**Exercise**:
Here is a listing, set out below; repeat its lines from the one with "What does this" to the last, both included, and leave out the pictures.

Dataset excerpt:
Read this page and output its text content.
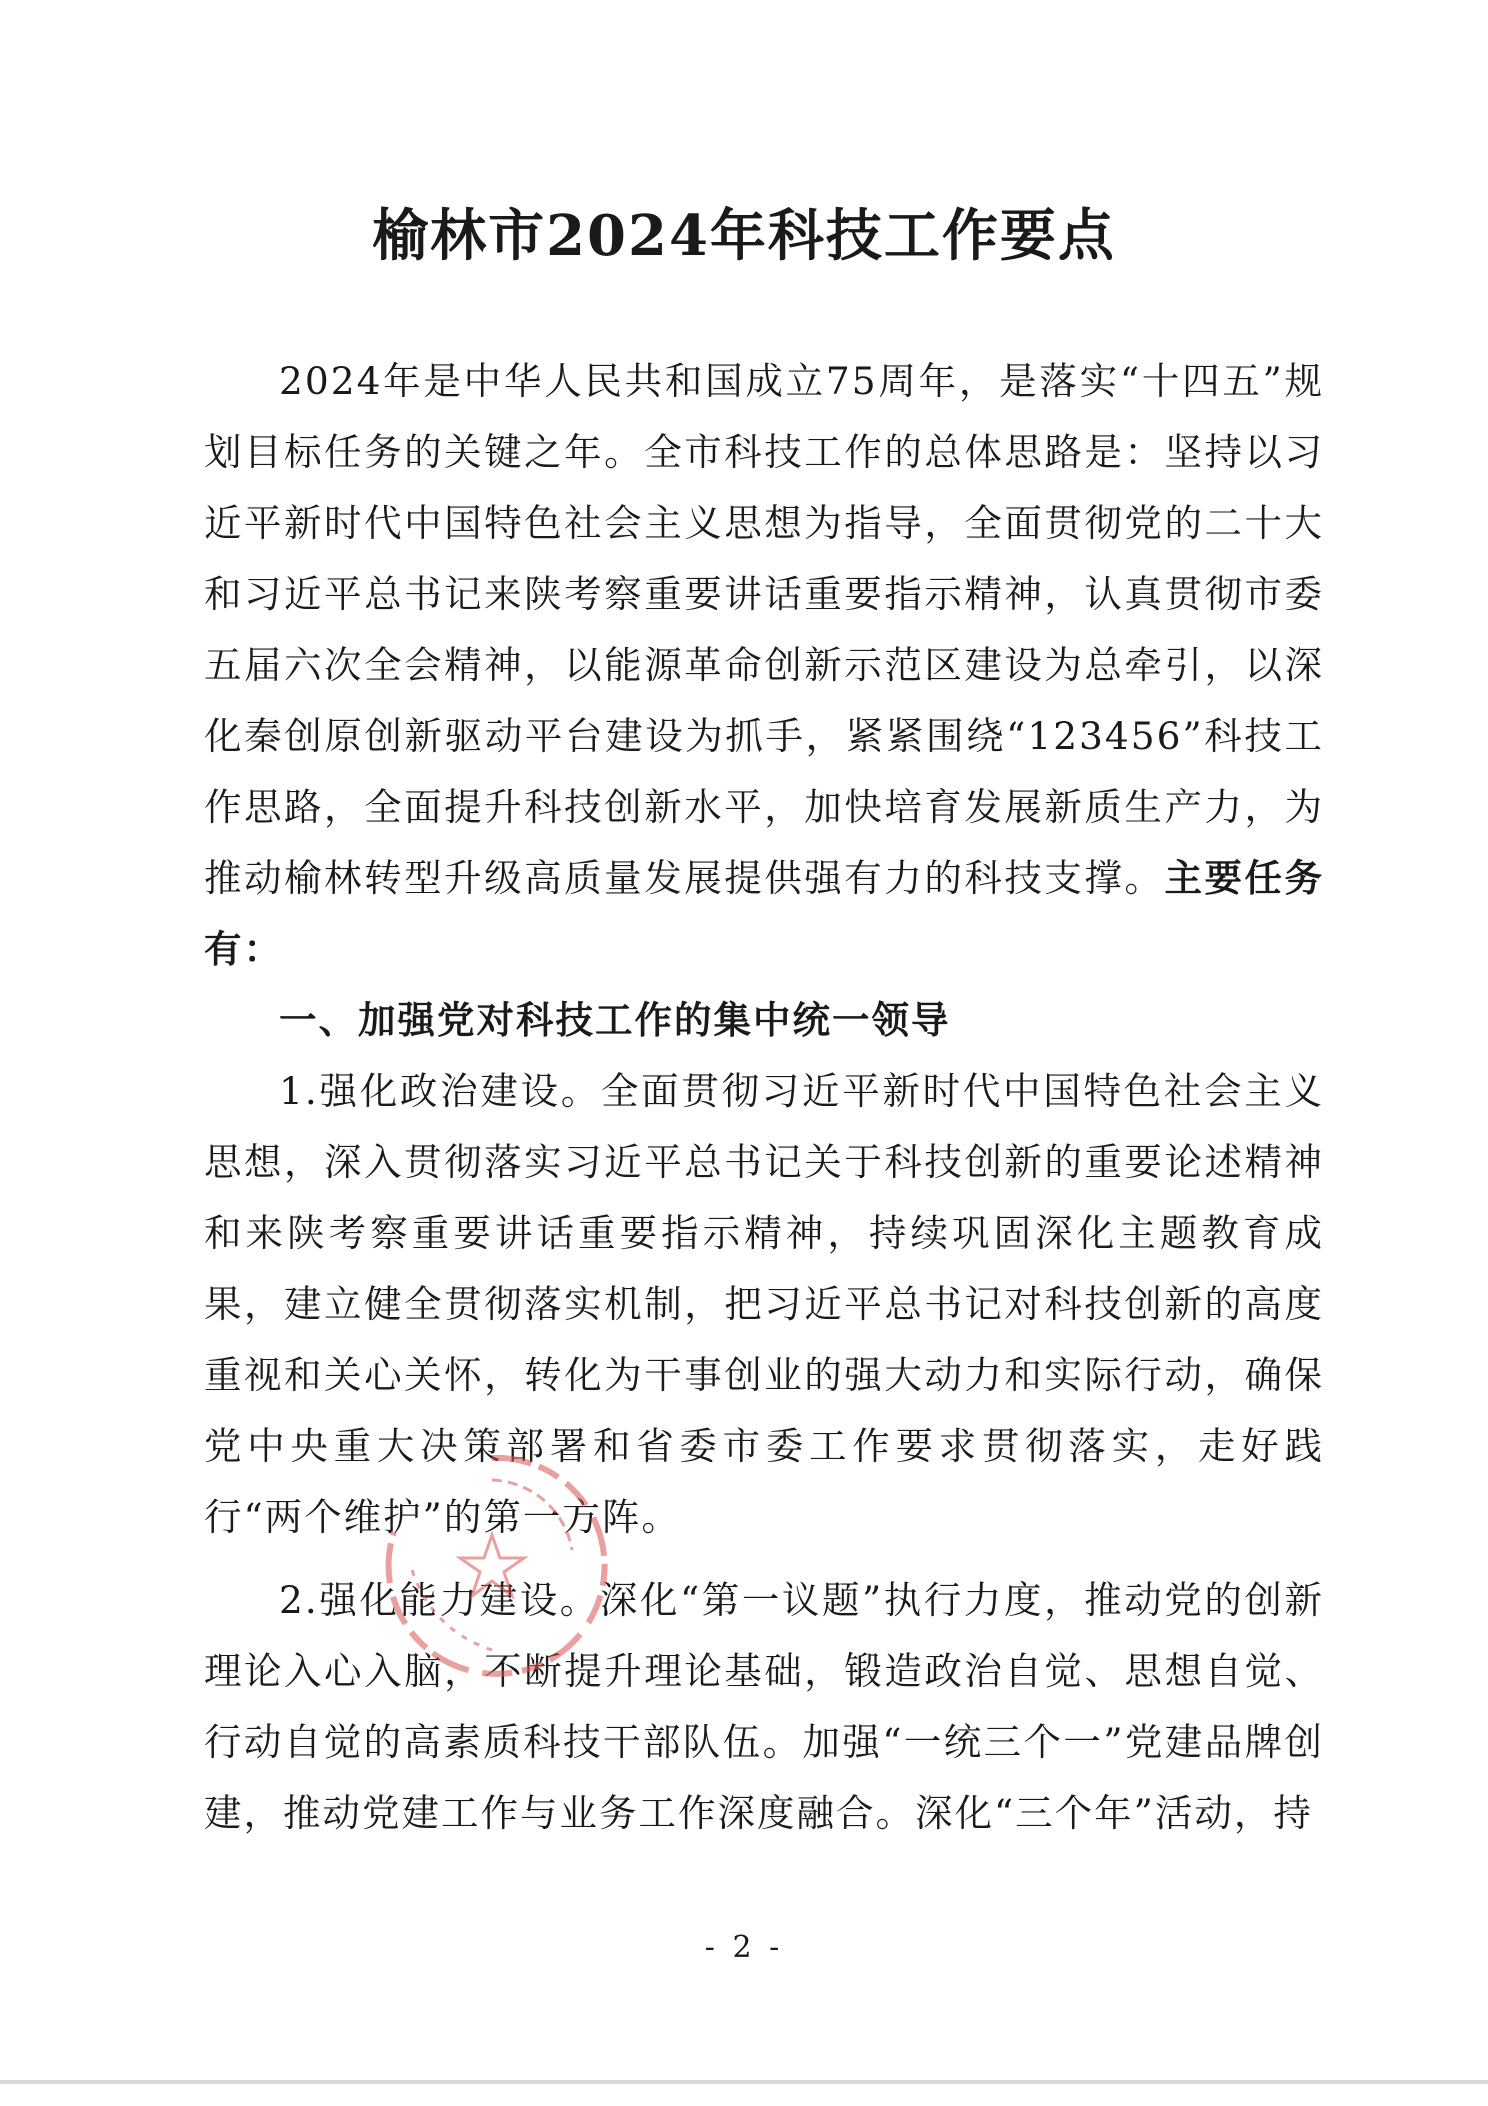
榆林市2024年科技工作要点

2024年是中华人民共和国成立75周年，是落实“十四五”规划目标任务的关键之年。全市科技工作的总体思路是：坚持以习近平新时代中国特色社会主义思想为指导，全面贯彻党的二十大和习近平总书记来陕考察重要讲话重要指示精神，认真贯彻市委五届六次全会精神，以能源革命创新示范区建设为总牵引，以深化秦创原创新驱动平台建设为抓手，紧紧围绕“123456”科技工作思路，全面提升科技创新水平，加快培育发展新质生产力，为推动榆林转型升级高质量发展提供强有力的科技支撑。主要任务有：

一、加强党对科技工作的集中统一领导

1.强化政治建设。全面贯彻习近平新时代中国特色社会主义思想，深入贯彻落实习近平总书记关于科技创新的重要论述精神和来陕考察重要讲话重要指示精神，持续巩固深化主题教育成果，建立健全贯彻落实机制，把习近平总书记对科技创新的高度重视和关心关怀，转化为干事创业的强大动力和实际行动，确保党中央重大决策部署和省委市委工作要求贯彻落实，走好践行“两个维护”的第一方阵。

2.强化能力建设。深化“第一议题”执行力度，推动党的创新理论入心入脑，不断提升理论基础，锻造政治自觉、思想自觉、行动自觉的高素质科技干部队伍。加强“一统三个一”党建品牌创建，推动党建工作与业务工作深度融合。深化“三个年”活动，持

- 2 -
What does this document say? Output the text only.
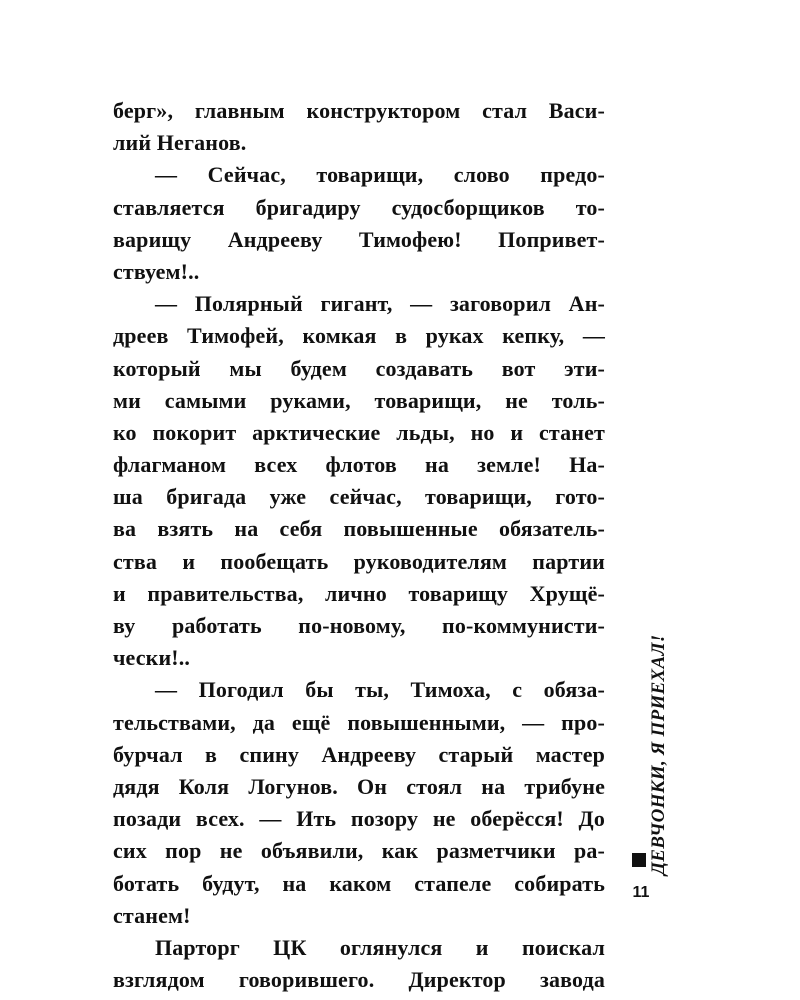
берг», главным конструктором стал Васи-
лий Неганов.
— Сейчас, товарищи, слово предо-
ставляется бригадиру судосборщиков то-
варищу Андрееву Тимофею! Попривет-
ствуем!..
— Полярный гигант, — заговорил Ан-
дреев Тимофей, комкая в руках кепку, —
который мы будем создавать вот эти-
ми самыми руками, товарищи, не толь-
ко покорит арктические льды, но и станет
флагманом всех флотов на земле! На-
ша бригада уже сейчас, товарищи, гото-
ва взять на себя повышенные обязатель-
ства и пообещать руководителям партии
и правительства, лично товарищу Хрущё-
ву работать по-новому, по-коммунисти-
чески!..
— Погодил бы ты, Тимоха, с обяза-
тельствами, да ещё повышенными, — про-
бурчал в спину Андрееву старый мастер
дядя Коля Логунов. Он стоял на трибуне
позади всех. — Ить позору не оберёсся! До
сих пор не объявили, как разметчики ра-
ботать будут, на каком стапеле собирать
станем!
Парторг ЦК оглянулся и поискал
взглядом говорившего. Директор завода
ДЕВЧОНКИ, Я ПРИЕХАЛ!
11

**Result of this task**:
What does this document say? Output the text only.
берг», главным конструктором стал Васи-
лий Неганов.
— Сейчас, товарищи, слово предо-
ставляется бригадиру судосборщиков то-
варищу Андрееву Тимофею! Попривет-
ствуем!..
— Полярный гигант, — заговорил Ан-
дреев Тимофей, комкая в руках кепку, —
который мы будем создавать вот эти-
ми самыми руками, товарищи, не толь-
ко покорит арктические льды, но и станет
флагманом всех флотов на земле! На-
ша бригада уже сейчас, товарищи, гото-
ва взять на себя повышенные обязатель-
ства и пообещать руководителям партии
и правительства, лично товарищу Хрущё-
ву работать по-новому, по-коммунисти-
чески!..
— Погодил бы ты, Тимоха, с обяза-
тельствами, да ещё повышенными, — про-
бурчал в спину Андрееву старый мастер
дядя Коля Логунов. Он стоял на трибуне
позади всех. — Ить позору не оберёсся! До
сих пор не объявили, как разметчики ра-
ботать будут, на каком стапеле собирать
станем!
Парторг ЦК оглянулся и поискал
взглядом говорившего. Директор завода
ДЕВЧОНКИ, Я ПРИЕХАЛ!
11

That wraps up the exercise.